**What you are asked to do:** Retype the records below word for word and omit any image.

**Data listing:**
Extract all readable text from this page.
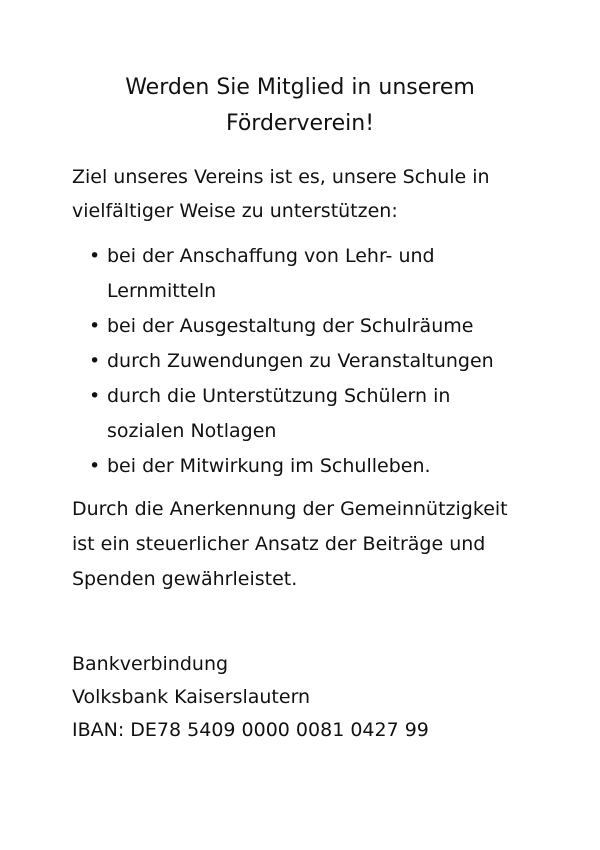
Werden Sie Mitglied in unserem
Förderverein!

Ziel unseres Vereins ist es, unsere Schule in
vielfältiger Weise zu unterstützen:

• bei der Anschaffung von Lehr- und
Lernmitteln
• bei der Ausgestaltung der Schulräume
• durch Zuwendungen zu Veranstaltungen
• durch die Unterstützung Schülern in
sozialen Notlagen
• bei der Mitwirkung im Schulleben.

Durch die Anerkennung der Gemeinnützigkeit
ist ein steuerlicher Ansatz der Beiträge und
Spenden gewährleistet.

Bankverbindung
Volksbank Kaiserslautern
IBAN: DE78 5409 0000 0081 0427 99
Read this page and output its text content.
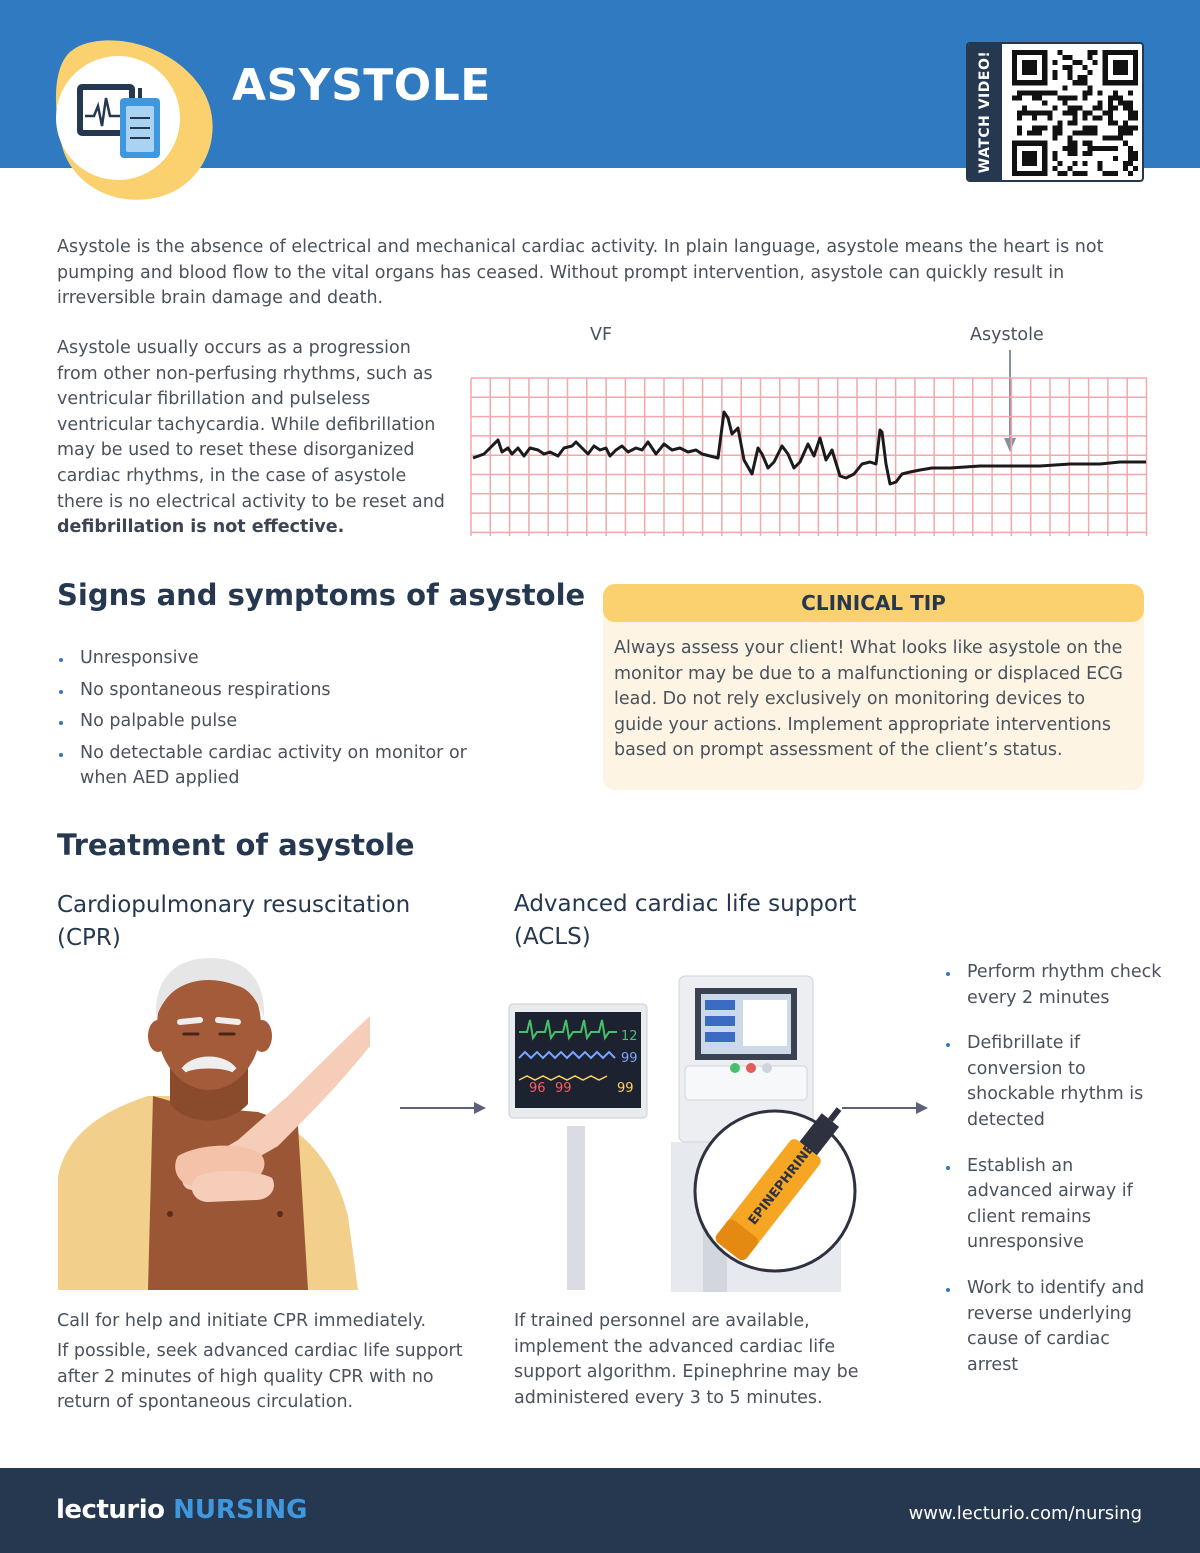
ASYSTOLE	WATCH VIDEO!

Asystole is the absence of electrical and mechanical cardiac activity. In plain language, asystole means the heart is not pumping and blood flow to the vital organs has ceased. Without prompt intervention, asystole can quickly result in irreversible brain damage and death.

Asystole usually occurs as a progression from other non-perfusing rhythms, such as ventricular fibrillation and pulseless ventricular tachycardia. While defibrillation may be used to reset these disorganized cardiac rhythms, in the case of asystole there is no electrical activity to be reset and defibrillation is not effective.

VF	Asystole
Signs and symptoms of asystole
Unresponsive
No spontaneous respirations
No palpable pulse
No detectable cardiac activity on monitor or when AED applied
CLINICAL TIP

Always assess your client! What looks like asystole on the monitor may be due to a malfunctioning or displaced ECG lead. Do not rely exclusively on monitoring devices to guide your actions. Implement appropriate interventions based on prompt assessment of the client’s status.

Treatment of asystole
Cardiopulmonary resuscitation (CPR)
Advanced cardiac life support (ACLS)
12
99
96 99	99
EPINEPHRINE
Perform rhythm check every 2 minutes
Defibrillate if conversion to shockable rhythm is detected
Establish an advanced airway if client remains unresponsive
Work to identify and reverse underlying cause of cardiac arrest

Call for help and initiate CPR immediately.

If possible, seek advanced cardiac life support after 2 minutes of high quality CPR with no return of spontaneous circulation.

If trained personnel are available, implement the advanced cardiac life support algorithm. Epinephrine may be administered every 3 to 5 minutes.

lecturio NURSING	www.lecturio.com/nursing
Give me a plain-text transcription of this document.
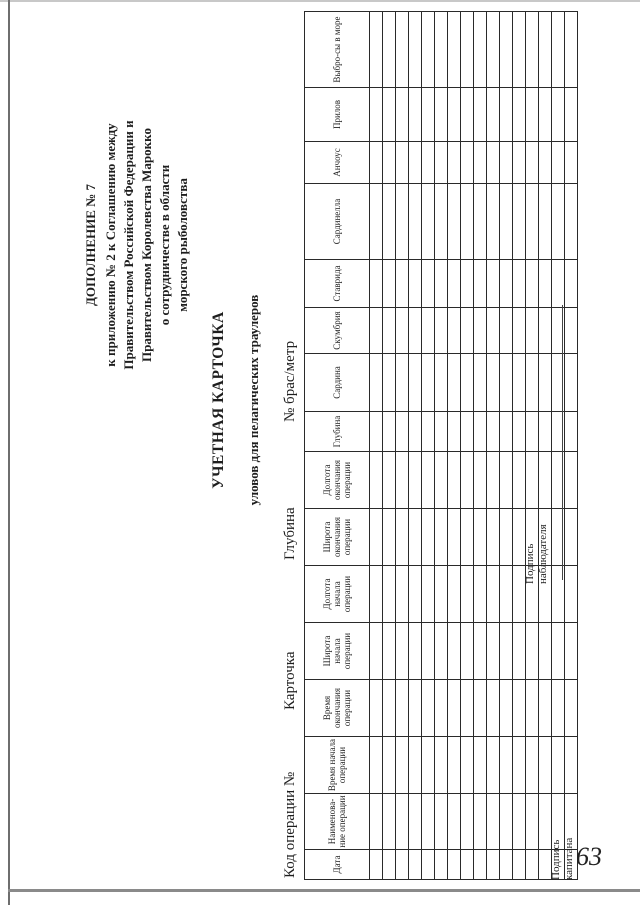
ДОПОЛНЕНИЕ № 7 к приложению № 2 к Соглашению между Правительством Российской Федерации и Правительством Королевства Марокко о сотрудничестве в области морского рыболовства
УЧЕТНАЯ КАРТОЧКА уловов для пелагических траулеров
Код операции №
Карточка
Глубина
№ брас/метр
Дата	Наименова-ние операции	Время начала операции	Время окончания операции	Широта начала операции	Долгота начала операции	Широта окончания операции	Долгота окончания операции	Глубина	Сардина	Скумбрия	Ставрида	Сардинелла	Анчоус	Прилов	Выбро-сы в море

Подпись
капитана
Подпись
наблюдателя
63
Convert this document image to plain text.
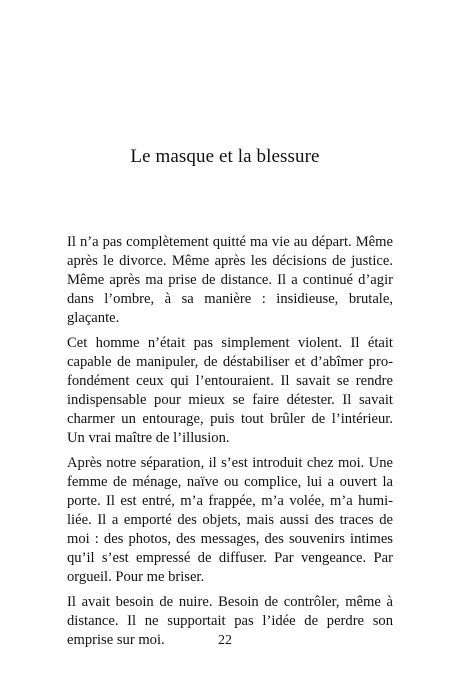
Le masque et la blessure

Il n’a pas complètement quitté ma vie au départ. Même
après le divorce. Même après les décisions de justice.
Même après ma prise de distance. Il a continué d’agir
dans l’ombre, à sa manière : insidieuse, brutale,
glaçante.

Cet homme n’était pas simplement violent. Il était
capable de manipuler, de déstabiliser et d’abîmer pro-
fondément ceux qui l’entouraient. Il savait se rendre
indispensable pour mieux se faire détester. Il savait
charmer un entourage, puis tout brûler de l’intérieur.
Un vrai maître de l’illusion.

Après notre séparation, il s’est introduit chez moi. Une
femme de ménage, naïve ou complice, lui a ouvert la
porte. Il est entré, m’a frappée, m’a volée, m’a humi-
liée. Il a emporté des objets, mais aussi des traces de
moi : des photos, des messages, des souvenirs intimes
qu’il s’est empressé de diffuser. Par vengeance. Par
orgueil. Pour me briser.

Il avait besoin de nuire. Besoin de contrôler, même à
distance. Il ne supportait pas l’idée de perdre son
emprise sur moi.	22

**Task result:**
Extract all readable text from this page.
Werden Sie Mitglied in unserem
Förderverein!

Ziel unseres Vereins ist es, unsere Schule in
vielfältiger Weise zu unterstützen:

• bei der Anschaffung von Lehr- und
Lernmitteln
• bei der Ausgestaltung der Schulräume
• durch Zuwendungen zu Veranstaltungen
• durch die Unterstützung Schülern in
sozialen Notlagen
• bei der Mitwirkung im Schulleben.

Durch die Anerkennung der Gemeinnützigkeit
ist ein steuerlicher Ansatz der Beiträge und
Spenden gewährleistet.

Bankverbindung
Volksbank Kaiserslautern
IBAN: DE78 5409 0000 0081 0427 99
Read this page and output its text content.
ASYSTOLE	WATCH VIDEO!

Asystole is the absence of electrical and mechanical cardiac activity. In plain language, asystole means the heart is not pumping and blood flow to the vital organs has ceased. Without prompt intervention, asystole can quickly result in irreversible brain damage and death.

Asystole usually occurs as a progression from other non-perfusing rhythms, such as ventricular fibrillation and pulseless ventricular tachycardia. While defibrillation may be used to reset these disorganized cardiac rhythms, in the case of asystole there is no electrical activity to be reset and defibrillation is not effective.

VF	Asystole
Signs and symptoms of asystole
Unresponsive
No spontaneous respirations
No palpable pulse
No detectable cardiac activity on monitor or when AED applied
CLINICAL TIP

Always assess your client! What looks like asystole on the monitor may be due to a malfunctioning or displaced ECG lead. Do not rely exclusively on monitoring devices to guide your actions. Implement appropriate interventions based on prompt assessment of the client’s status.

Treatment of asystole
Cardiopulmonary resuscitation (CPR)
Advanced cardiac life support (ACLS)
12
99
96 99	99
EPINEPHRINE
Perform rhythm check every 2 minutes
Defibrillate if conversion to shockable rhythm is detected
Establish an advanced airway if client remains unresponsive
Work to identify and reverse underlying cause of cardiac arrest

Call for help and initiate CPR immediately.

If possible, seek advanced cardiac life support after 2 minutes of high quality CPR with no return of spontaneous circulation.

If trained personnel are available, implement the advanced cardiac life support algorithm. Epinephrine may be administered every 3 to 5 minutes.

lecturio NURSING	www.lecturio.com/nursing
Give me a plain-text transcription of this document.
ДОПОЛНЕНИЕ № 7 к приложению № 2 к Соглашению между Правительством Российской Федерации и Правительством Королевства Марокко о сотрудничестве в области морского рыболовства
УЧЕТНАЯ КАРТОЧКА уловов для пелагических траулеров
Код операции №
Карточка
Глубина
№ брас/метр
Дата	Наименова-ние операции	Время начала операции	Время окончания операции	Широта начала операции	Долгота начала операции	Широта окончания операции	Долгота окончания операции	Глубина	Сардина	Скумбрия	Ставрида	Сардинелла	Анчоус	Прилов	Выбро-сы в море

Подпись
капитана
Подпись
наблюдателя
63
Convert this document image to plain text.
Le masque et la blessure

Il n’a pas complètement quitté ma vie au départ. Même
après le divorce. Même après les décisions de justice.
Même après ma prise de distance. Il a continué d’agir
dans l’ombre, à sa manière : insidieuse, brutale,
glaçante.

Cet homme n’était pas simplement violent. Il était
capable de manipuler, de déstabiliser et d’abîmer pro-
fondément ceux qui l’entouraient. Il savait se rendre
indispensable pour mieux se faire détester. Il savait
charmer un entourage, puis tout brûler de l’intérieur.
Un vrai maître de l’illusion.

Après notre séparation, il s’est introduit chez moi. Une
femme de ménage, naïve ou complice, lui a ouvert la
porte. Il est entré, m’a frappée, m’a volée, m’a humi-
liée. Il a emporté des objets, mais aussi des traces de
moi : des photos, des messages, des souvenirs intimes
qu’il s’est empressé de diffuser. Par vengeance. Par
orgueil. Pour me briser.

Il avait besoin de nuire. Besoin de contrôler, même à
distance. Il ne supportait pas l’idée de perdre son
emprise sur moi.	22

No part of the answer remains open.